> _Exercise prompt_: Filter this material down to the lines that hold "Harmony", copying each one.
(begin)
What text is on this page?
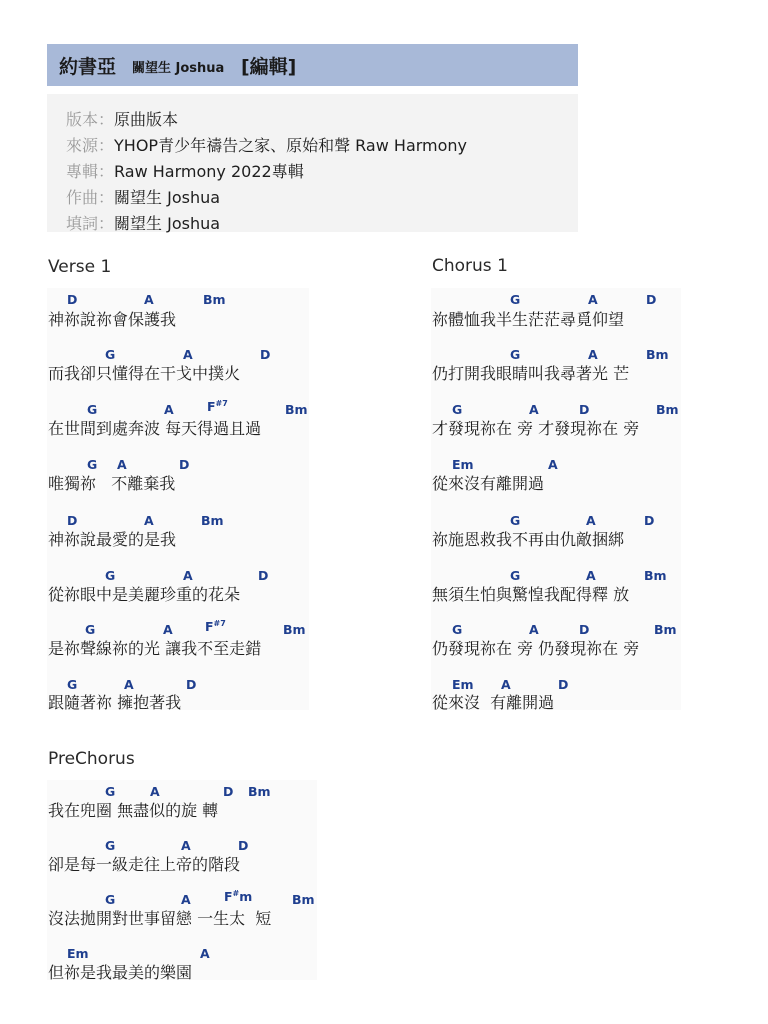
約書亞 關望生 Joshua [編輯]
版本：原曲版本
來源：YHOP青少年禱告之家、原始和聲 Raw Harmony
專輯：Raw Harmony 2022專輯
作曲：關望生 Joshua
填詞：關望生 Joshua
Verse 1
D	A	Bm
神祢說祢會保護我
G	A	D
而我卻只懂得在干戈中撲火
G	A	$F^{\#7}$	Bm
在世間到處奔波 每天得過且過
G A	D
唯獨祢   不離棄我
D	A	Bm
神祢說最愛的是我
G	A	D
從祢眼中是美麗珍重的花朵
G	A	$F^{\#7}$	Bm
是祢聲線祢的光 讓我不至走錯
G	A	D
跟隨著祢 擁抱著我
Chorus 1
G	A	D
祢體恤我半生茫茫尋覓仰望
G	A	Bm
仍打開我眼睛叫我尋著光 芒
G	A	D	Bm
才發現祢在 旁 才發現祢在 旁
Em	A
從來沒有離開過
G	A	D
祢施恩救我不再由仇敵捆綁
G	A	Bm
無須生怕與驚惶我配得釋 放
G	A	D	Bm
仍發現祢在 旁 仍發現祢在 旁
Em A	D
從來沒  有離開過
PreChorus
G	A	D Bm
我在兜圈 無盡似的旋 轉
G	A	D
卻是每一級走往上帝的階段
G	A	F#m	Bm
沒法拋開對世事留戀 一生太  短
Em	A
但祢是我最美的樂園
(end)
> _Answer below_:
來源：YHOP青少年禱告之家、原始和聲 Raw Harmony
專輯：Raw Harmony 2022專輯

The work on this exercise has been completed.